• _Try it_: Take from the material every line that contains the word "Associate".

┌────────

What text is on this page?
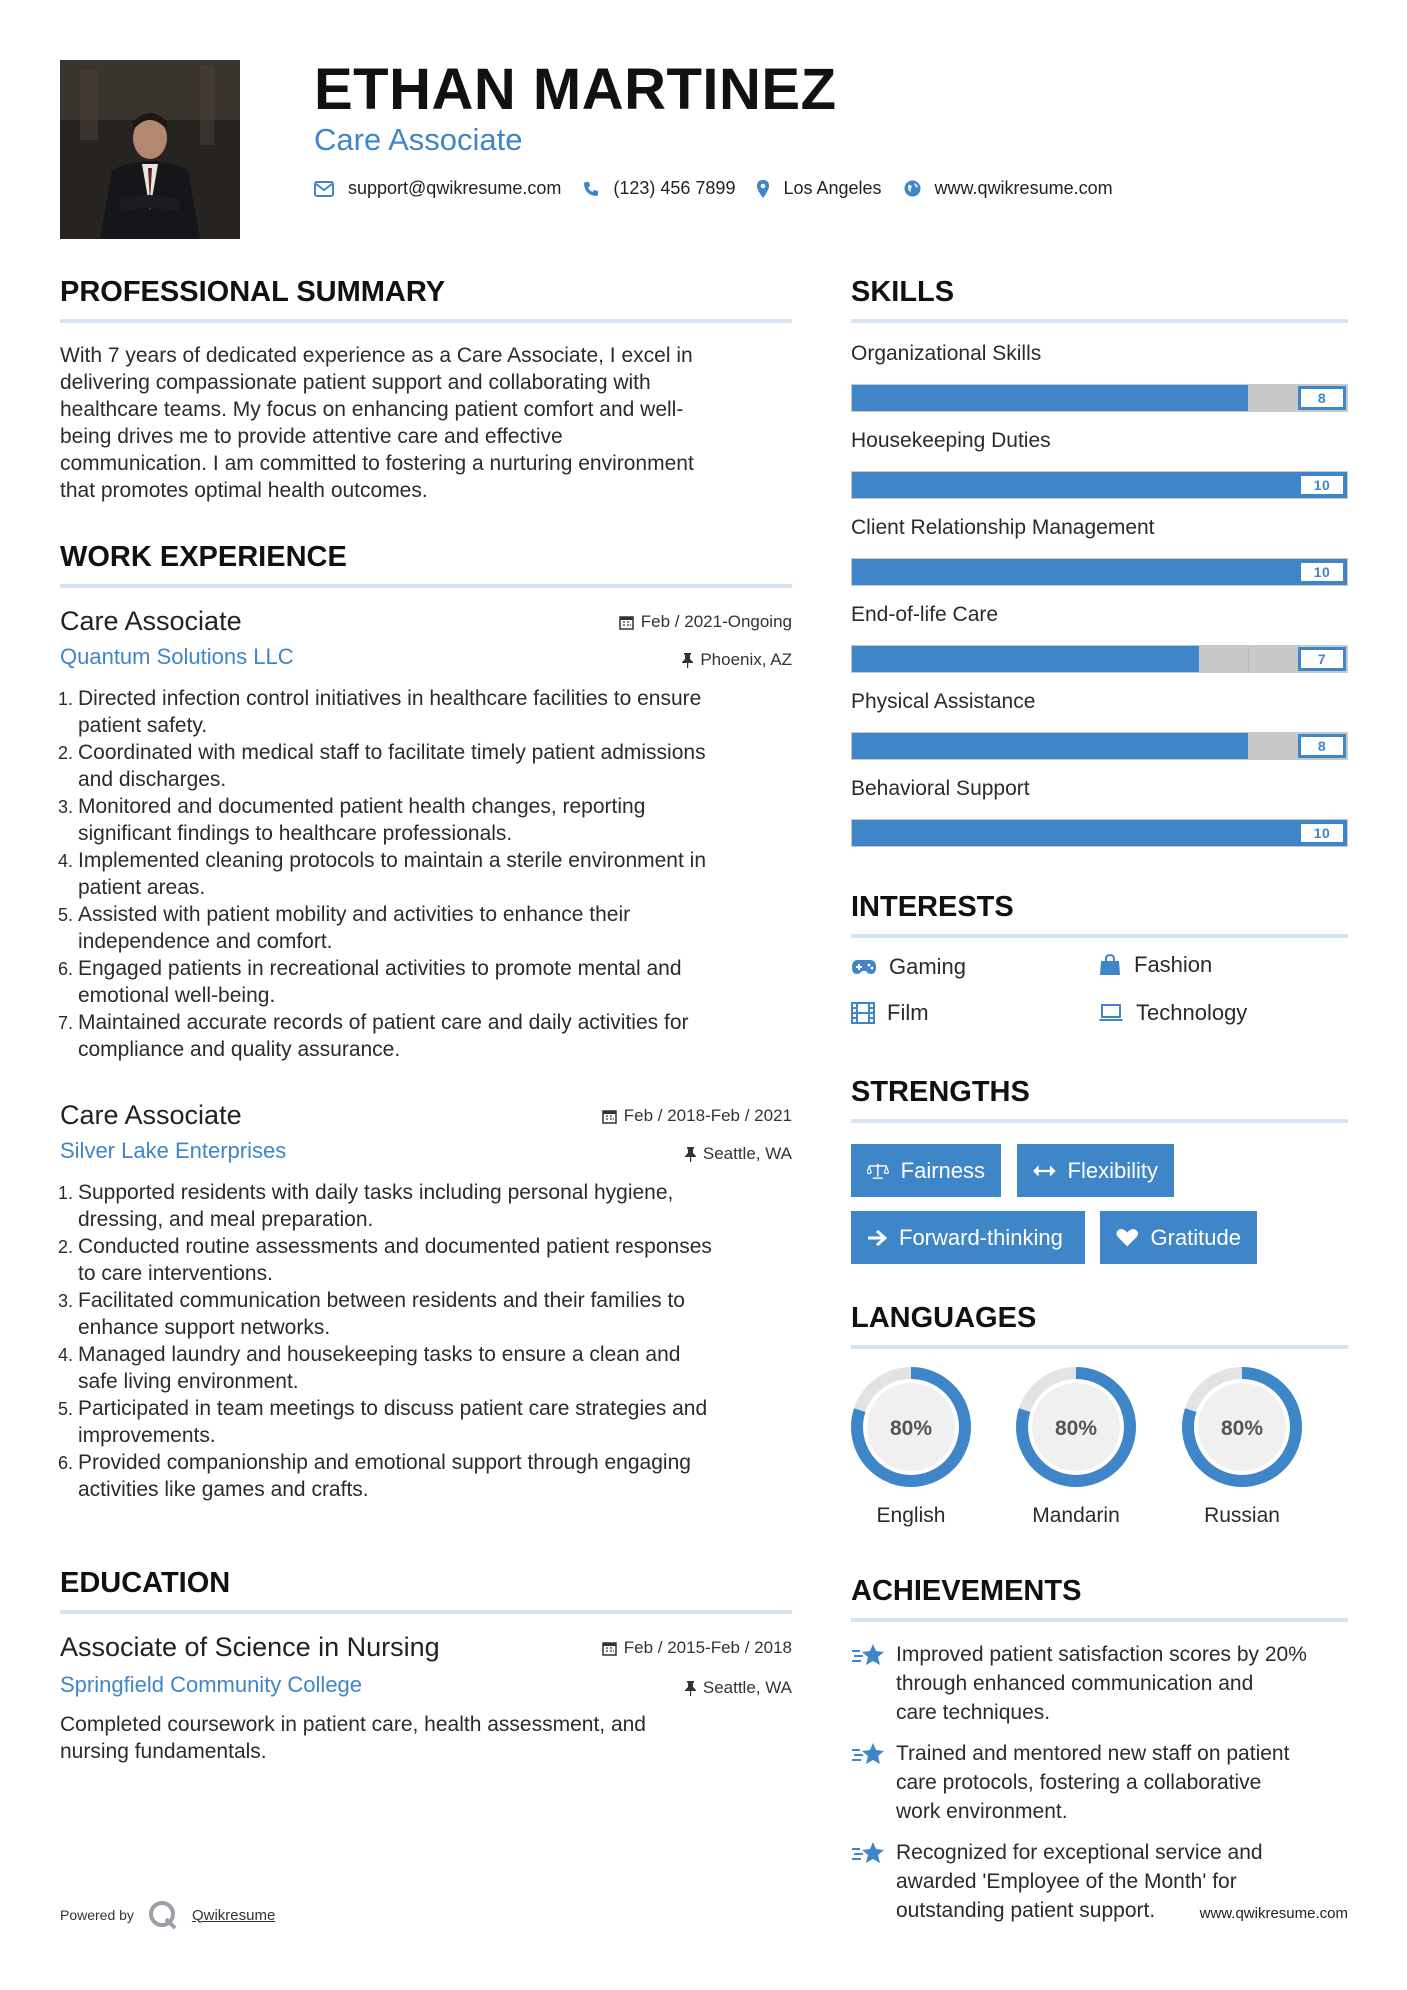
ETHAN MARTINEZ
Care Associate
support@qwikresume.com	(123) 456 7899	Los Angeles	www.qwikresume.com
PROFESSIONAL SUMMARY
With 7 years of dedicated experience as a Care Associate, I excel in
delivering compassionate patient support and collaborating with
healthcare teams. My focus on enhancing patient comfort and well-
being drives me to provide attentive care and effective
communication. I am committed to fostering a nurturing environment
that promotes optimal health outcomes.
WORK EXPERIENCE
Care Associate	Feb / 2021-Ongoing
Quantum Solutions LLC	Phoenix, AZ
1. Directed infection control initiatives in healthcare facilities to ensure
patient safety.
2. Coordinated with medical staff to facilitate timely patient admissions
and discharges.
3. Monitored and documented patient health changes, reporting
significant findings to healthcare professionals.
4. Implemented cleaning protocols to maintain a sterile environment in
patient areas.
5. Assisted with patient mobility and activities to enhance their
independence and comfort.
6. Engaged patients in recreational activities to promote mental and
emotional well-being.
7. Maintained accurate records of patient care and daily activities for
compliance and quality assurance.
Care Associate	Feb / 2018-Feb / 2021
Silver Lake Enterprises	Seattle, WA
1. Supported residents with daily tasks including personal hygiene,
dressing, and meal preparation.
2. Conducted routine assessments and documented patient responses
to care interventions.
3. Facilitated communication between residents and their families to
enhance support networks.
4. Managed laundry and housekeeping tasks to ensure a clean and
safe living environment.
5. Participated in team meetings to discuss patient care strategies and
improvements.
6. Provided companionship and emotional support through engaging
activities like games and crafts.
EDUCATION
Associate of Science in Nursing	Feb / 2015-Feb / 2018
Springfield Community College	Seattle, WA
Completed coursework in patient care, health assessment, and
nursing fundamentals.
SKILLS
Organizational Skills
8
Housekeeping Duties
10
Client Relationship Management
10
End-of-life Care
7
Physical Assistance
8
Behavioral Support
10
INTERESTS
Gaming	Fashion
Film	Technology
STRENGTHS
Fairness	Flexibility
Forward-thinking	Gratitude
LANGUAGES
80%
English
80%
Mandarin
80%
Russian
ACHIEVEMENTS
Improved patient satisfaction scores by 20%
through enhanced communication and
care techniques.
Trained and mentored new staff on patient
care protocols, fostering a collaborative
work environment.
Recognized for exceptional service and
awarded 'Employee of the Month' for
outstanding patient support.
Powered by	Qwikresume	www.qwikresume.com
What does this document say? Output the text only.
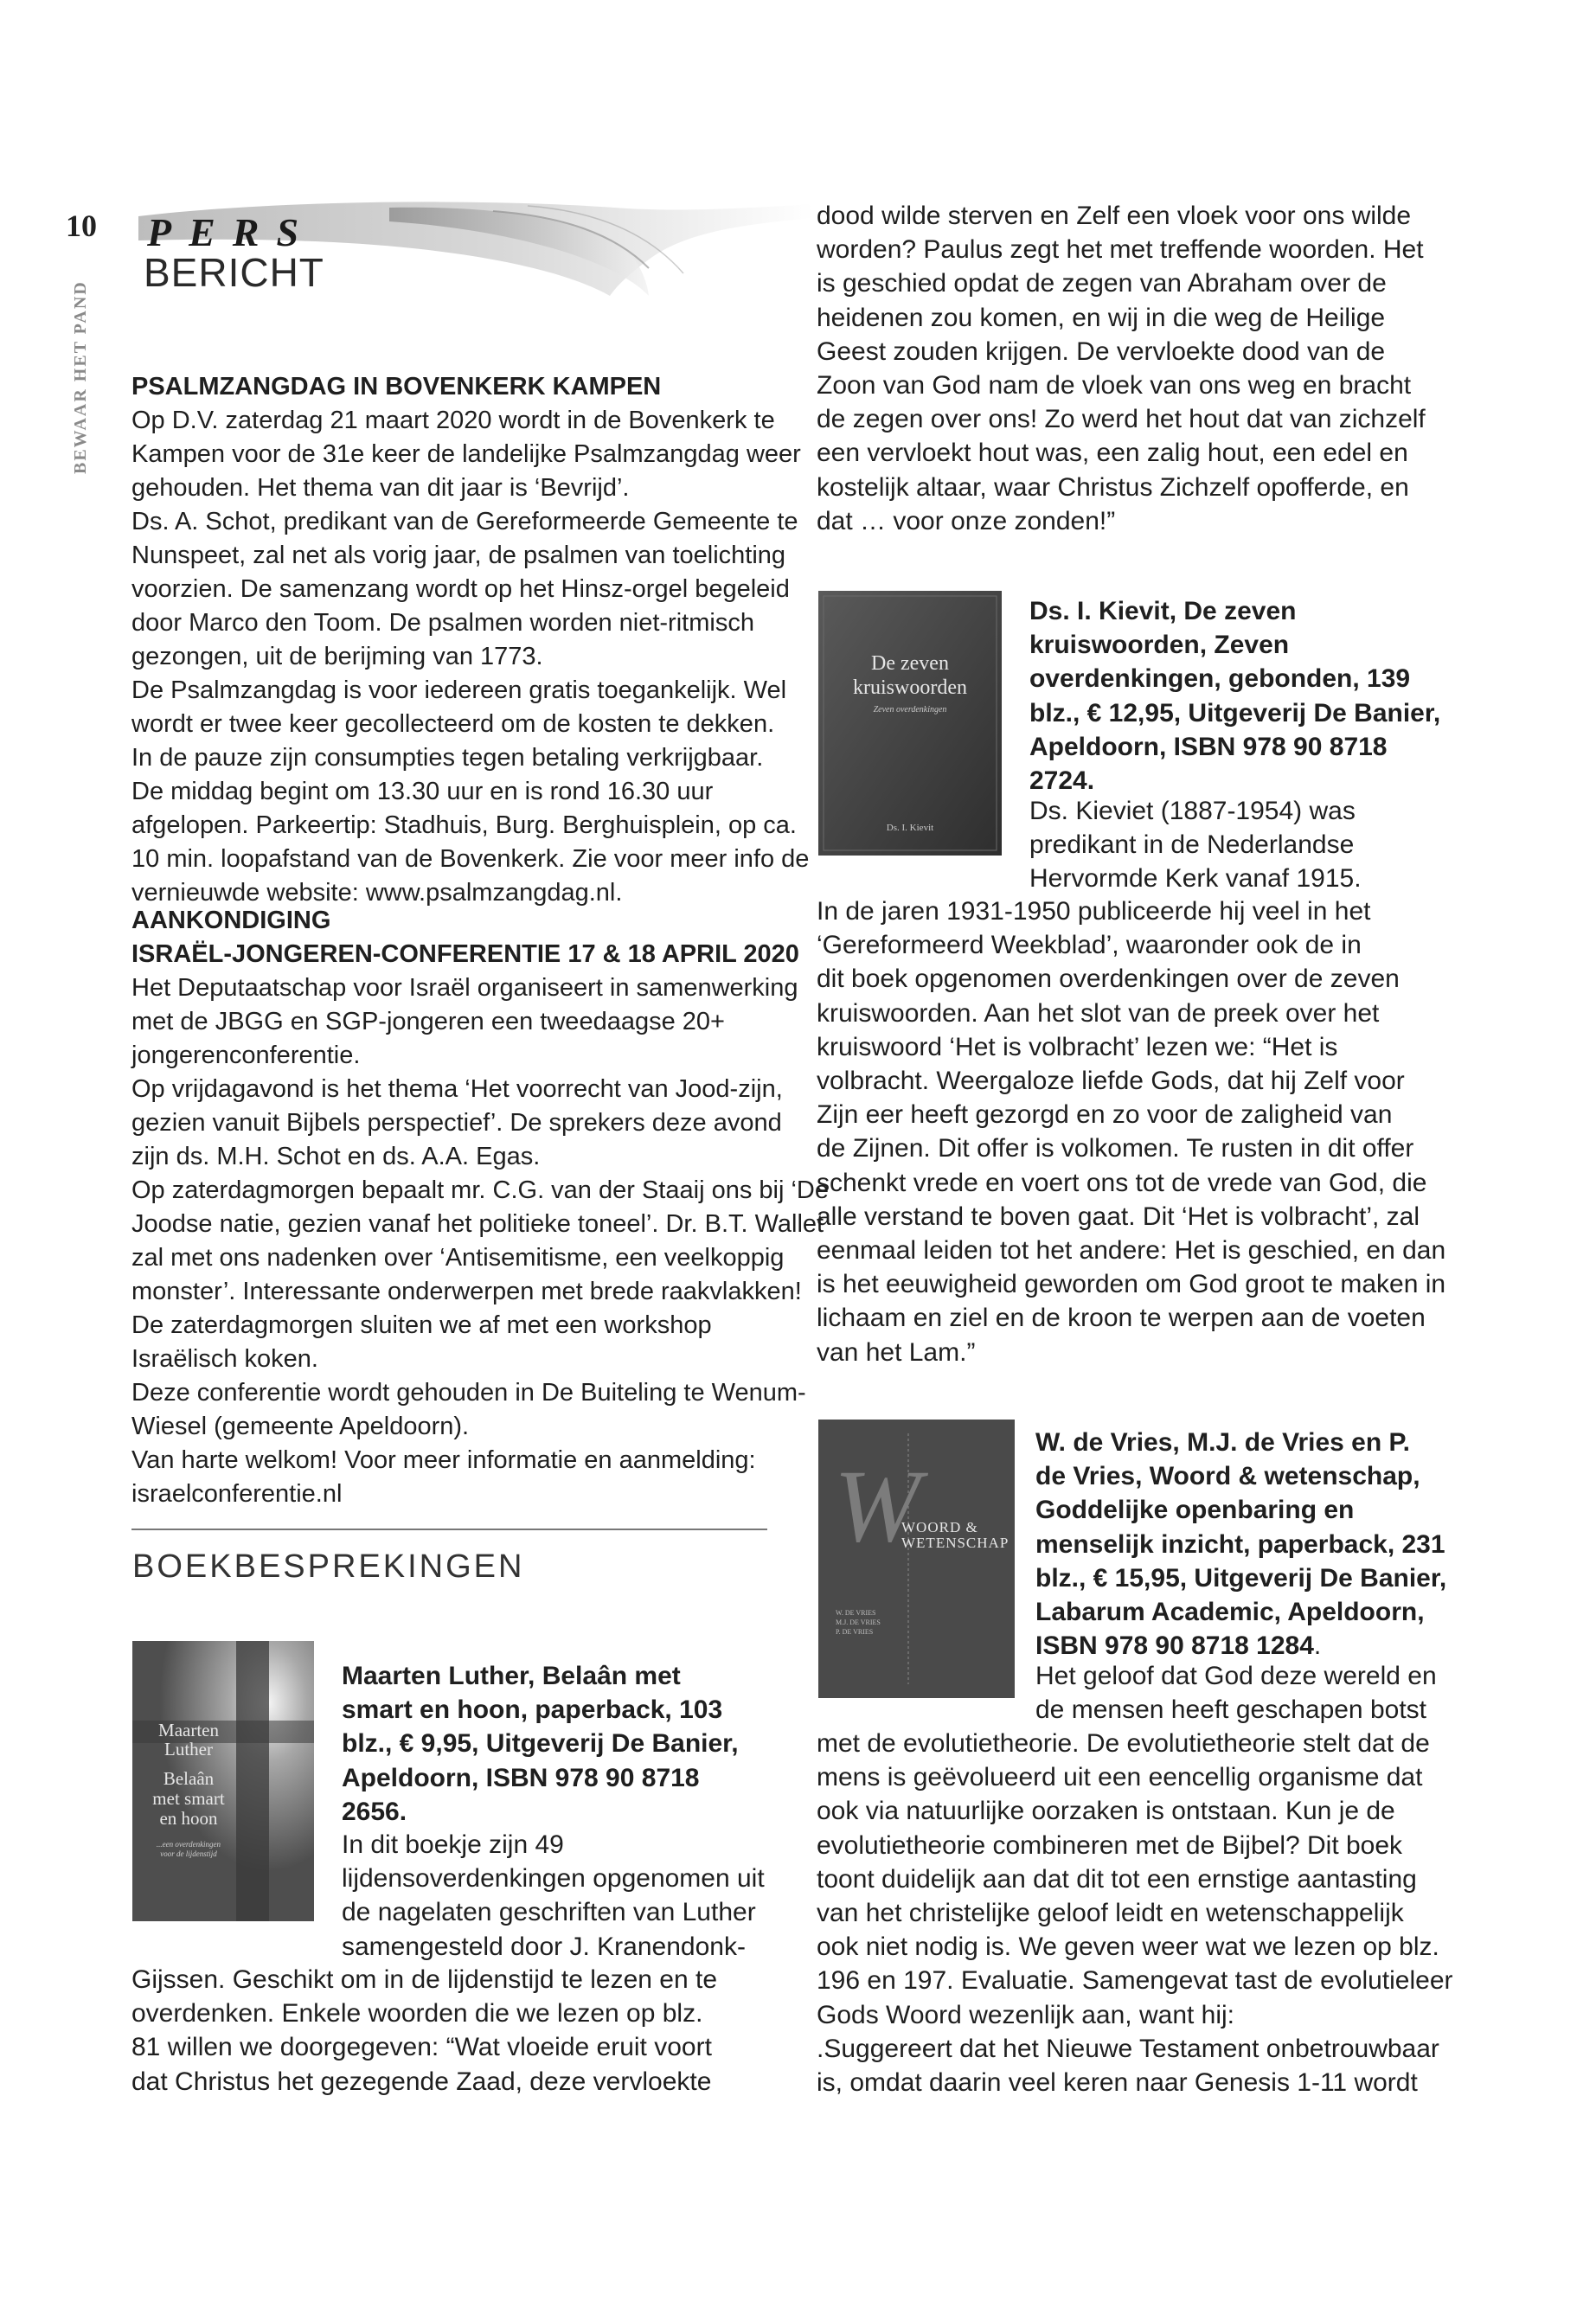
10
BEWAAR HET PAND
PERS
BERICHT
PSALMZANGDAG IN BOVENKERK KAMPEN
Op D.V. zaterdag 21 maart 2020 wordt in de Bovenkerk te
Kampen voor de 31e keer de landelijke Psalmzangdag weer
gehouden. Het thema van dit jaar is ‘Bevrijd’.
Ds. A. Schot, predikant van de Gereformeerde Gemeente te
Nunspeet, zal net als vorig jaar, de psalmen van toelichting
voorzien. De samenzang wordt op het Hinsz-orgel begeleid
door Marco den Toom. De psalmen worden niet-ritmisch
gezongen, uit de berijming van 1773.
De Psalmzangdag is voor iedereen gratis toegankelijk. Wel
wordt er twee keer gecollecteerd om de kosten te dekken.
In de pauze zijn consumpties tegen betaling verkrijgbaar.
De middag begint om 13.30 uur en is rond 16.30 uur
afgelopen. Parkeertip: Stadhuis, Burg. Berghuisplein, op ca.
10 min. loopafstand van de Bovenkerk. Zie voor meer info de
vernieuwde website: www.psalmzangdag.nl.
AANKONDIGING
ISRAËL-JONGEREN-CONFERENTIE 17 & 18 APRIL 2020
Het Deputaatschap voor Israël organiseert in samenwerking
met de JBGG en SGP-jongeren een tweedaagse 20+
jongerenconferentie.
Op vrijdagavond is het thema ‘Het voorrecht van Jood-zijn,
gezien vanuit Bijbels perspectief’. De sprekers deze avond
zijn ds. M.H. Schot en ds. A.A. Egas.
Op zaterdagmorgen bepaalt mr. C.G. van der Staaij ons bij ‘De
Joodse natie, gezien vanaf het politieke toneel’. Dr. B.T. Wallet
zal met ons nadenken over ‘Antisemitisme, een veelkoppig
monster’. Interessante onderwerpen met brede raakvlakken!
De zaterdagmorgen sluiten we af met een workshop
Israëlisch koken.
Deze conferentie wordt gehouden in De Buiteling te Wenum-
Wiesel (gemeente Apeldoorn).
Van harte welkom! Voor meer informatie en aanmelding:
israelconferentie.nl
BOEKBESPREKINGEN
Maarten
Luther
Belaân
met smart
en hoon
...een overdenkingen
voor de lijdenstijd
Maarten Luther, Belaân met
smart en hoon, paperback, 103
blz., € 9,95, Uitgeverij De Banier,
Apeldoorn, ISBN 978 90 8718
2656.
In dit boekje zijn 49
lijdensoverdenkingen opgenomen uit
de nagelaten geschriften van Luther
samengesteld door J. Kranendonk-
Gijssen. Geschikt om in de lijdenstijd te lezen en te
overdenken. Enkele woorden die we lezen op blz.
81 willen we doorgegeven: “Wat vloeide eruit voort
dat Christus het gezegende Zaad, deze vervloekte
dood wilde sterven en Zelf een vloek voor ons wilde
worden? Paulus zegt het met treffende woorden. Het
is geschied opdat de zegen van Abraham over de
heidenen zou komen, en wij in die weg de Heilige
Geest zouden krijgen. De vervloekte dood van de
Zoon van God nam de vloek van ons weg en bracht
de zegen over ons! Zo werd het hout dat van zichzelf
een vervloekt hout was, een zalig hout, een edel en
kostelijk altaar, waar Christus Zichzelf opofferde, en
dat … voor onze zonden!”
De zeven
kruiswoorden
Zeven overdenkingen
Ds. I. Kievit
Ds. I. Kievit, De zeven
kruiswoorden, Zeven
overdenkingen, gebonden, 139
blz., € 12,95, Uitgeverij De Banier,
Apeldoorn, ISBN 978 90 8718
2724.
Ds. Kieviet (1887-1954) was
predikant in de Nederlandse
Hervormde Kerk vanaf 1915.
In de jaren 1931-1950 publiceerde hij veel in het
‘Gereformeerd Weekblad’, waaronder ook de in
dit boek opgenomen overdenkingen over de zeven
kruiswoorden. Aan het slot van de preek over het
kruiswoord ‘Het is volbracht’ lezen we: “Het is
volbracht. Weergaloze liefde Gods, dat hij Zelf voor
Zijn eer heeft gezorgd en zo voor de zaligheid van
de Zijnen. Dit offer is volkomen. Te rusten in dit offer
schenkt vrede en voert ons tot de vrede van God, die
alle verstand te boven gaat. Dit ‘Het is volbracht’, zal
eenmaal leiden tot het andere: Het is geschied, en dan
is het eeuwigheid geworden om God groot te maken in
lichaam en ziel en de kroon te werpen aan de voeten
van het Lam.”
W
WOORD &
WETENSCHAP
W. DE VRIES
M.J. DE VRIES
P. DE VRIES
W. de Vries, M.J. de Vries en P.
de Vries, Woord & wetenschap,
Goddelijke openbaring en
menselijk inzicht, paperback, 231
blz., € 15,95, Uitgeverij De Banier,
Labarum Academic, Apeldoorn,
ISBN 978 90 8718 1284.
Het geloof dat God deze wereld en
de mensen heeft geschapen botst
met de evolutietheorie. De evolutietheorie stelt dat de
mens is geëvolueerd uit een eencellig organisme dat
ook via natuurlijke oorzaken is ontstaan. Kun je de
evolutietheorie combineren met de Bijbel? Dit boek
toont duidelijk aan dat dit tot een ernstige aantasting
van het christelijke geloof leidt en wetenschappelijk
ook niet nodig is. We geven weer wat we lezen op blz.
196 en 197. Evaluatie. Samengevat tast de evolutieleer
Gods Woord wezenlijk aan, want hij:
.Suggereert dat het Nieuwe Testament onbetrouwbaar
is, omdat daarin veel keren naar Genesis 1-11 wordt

└────────

• _Response to the exercise_:
Care Associate
With 7 years of dedicated experience as a Care Associate, I excel in
Care Associate	Feb / 2021-Ongoing
Care Associate	Feb / 2018-Feb / 2021
Associate of Science in Nursing	Feb / 2015-Feb / 2018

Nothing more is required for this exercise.